WORK TO COMPLETE
Copy every entry exactly.
begin MATERIAL
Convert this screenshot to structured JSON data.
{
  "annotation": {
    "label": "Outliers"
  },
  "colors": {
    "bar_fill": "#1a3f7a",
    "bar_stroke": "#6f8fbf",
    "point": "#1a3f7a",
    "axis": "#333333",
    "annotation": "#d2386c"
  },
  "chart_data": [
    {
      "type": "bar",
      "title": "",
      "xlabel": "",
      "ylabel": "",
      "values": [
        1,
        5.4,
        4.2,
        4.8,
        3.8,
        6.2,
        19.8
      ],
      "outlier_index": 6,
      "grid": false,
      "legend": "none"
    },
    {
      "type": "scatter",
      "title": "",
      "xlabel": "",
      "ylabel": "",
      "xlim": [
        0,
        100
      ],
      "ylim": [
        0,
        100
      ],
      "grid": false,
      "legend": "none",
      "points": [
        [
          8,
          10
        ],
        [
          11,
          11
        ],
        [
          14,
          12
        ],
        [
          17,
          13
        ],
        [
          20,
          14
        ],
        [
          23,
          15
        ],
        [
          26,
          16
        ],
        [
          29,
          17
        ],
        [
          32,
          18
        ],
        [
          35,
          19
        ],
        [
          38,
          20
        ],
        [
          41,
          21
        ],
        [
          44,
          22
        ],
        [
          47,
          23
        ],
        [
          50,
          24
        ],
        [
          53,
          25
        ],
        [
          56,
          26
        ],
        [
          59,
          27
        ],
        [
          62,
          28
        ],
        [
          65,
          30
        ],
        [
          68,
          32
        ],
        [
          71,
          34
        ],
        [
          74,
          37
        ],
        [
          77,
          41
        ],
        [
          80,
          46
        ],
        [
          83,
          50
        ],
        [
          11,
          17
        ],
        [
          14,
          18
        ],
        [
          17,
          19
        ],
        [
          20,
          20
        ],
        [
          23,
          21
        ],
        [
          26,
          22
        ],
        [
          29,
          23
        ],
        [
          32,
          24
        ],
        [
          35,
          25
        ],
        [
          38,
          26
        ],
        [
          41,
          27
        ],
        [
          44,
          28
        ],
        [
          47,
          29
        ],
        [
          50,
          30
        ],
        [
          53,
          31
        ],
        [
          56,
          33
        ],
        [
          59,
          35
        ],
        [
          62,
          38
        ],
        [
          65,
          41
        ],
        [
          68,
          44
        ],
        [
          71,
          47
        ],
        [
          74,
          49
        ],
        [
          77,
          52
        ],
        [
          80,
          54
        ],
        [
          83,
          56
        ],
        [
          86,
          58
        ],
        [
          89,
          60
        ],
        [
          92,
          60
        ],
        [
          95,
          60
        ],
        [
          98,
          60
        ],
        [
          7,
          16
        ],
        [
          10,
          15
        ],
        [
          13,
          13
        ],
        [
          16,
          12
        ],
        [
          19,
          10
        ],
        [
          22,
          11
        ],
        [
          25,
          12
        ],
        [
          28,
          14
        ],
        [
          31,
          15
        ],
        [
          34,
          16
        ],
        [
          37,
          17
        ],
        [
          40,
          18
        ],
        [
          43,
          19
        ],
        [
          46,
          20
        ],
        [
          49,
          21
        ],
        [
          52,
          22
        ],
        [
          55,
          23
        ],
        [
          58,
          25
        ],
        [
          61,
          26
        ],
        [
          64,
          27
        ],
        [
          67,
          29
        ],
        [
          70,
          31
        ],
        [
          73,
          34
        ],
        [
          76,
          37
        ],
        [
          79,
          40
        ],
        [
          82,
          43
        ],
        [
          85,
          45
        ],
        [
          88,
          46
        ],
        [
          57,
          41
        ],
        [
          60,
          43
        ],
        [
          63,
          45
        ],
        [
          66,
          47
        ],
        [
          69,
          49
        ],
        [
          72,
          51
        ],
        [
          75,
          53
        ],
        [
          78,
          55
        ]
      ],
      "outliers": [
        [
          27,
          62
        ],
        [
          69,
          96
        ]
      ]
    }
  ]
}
end MATERIAL
SOLUTION TO THIS TASK
Convert this screenshot to structured JSON data.
{
  "annotation": {
    "label": "Outliers"
  },
  "colors": {
    "bar_fill": "#1a3f7a",
    "bar_stroke": "#6f8fbf",
    "point": "#1a3f7a",
    "axis": "#333333",
    "annotation": "#d2386c"
  },
  "chart_data": [
    {
      "type": "bar",
      "title": "",
      "xlabel": "",
      "ylabel": "",
      "values": [
        1,
        5.4,
        4.2,
        4.8,
        3.8,
        6.2,
        19.8
      ],
      "outlier_index": 6,
      "grid": false,
      "legend": "none"
    },
    {
      "type": "scatter",
      "title": "",
      "xlabel": "",
      "ylabel": "",
      "xlim": [
        0,
        100
      ],
      "ylim": [
        0,
        100
      ],
      "grid": false,
      "legend": "none",
      "points": [
        [
          8,
          10
        ],
        [
          11,
          11
        ],
        [
          14,
          12
        ],
        [
          17,
          13
        ],
        [
          20,
          14
        ],
        [
          23,
          15
        ],
        [
          26,
          16
        ],
        [
          29,
          17
        ],
        [
          32,
          18
        ],
        [
          35,
          19
        ],
        [
          38,
          20
        ],
        [
          41,
          21
        ],
        [
          44,
          22
        ],
        [
          47,
          23
        ],
        [
          50,
          24
        ],
        [
          53,
          25
        ],
        [
          56,
          26
        ],
        [
          59,
          27
        ],
        [
          62,
          28
        ],
        [
          65,
          30
        ],
        [
          68,
          32
        ],
        [
          71,
          34
        ],
        [
          74,
          37
        ],
        [
          77,
          41
        ],
        [
          80,
          46
        ],
        [
          83,
          50
        ],
        [
          11,
          17
        ],
        [
          14,
          18
        ],
        [
          17,
          19
        ],
        [
          20,
          20
        ],
        [
          23,
          21
        ],
        [
          26,
          22
        ],
        [
          29,
          23
        ],
        [
          32,
          24
        ],
        [
          35,
          25
        ],
        [
          38,
          26
        ],
        [
          41,
          27
        ],
        [
          44,
          28
        ],
        [
          47,
          29
        ],
        [
          50,
          30
        ],
        [
          53,
          31
        ],
        [
          56,
          33
        ],
        [
          59,
          35
        ],
        [
          62,
          38
        ],
        [
          65,
          41
        ],
        [
          68,
          44
        ],
        [
          71,
          47
        ],
        [
          74,
          49
        ],
        [
          77,
          52
        ],
        [
          80,
          54
        ],
        [
          83,
          56
        ],
        [
          86,
          58
        ],
        [
          89,
          60
        ],
        [
          92,
          60
        ],
        [
          95,
          60
        ],
        [
          98,
          60
        ],
        [
          7,
          16
        ],
        [
          10,
          15
        ],
        [
          13,
          13
        ],
        [
          16,
          12
        ],
        [
          19,
          10
        ],
        [
          22,
          11
        ],
        [
          25,
          12
        ],
        [
          28,
          14
        ],
        [
          31,
          15
        ],
        [
          34,
          16
        ],
        [
          37,
          17
        ],
        [
          40,
          18
        ],
        [
          43,
          19
        ],
        [
          46,
          20
        ],
        [
          49,
          21
        ],
        [
          52,
          22
        ],
        [
          55,
          23
        ],
        [
          58,
          25
        ],
        [
          61,
          26
        ],
        [
          64,
          27
        ],
        [
          67,
          29
        ],
        [
          70,
          31
        ],
        [
          73,
          34
        ],
        [
          76,
          37
        ],
        [
          79,
          40
        ],
        [
          82,
          43
        ],
        [
          85,
          45
        ],
        [
          88,
          46
        ],
        [
          57,
          41
        ],
        [
          60,
          43
        ],
        [
          63,
          45
        ],
        [
          66,
          47
        ],
        [
          69,
          49
        ],
        [
          72,
          51
        ],
        [
          75,
          53
        ],
        [
          78,
          55
        ]
      ],
      "outliers": [
        [
          27,
          62
        ],
        [
          69,
          96
        ]
      ]
    }
  ]
}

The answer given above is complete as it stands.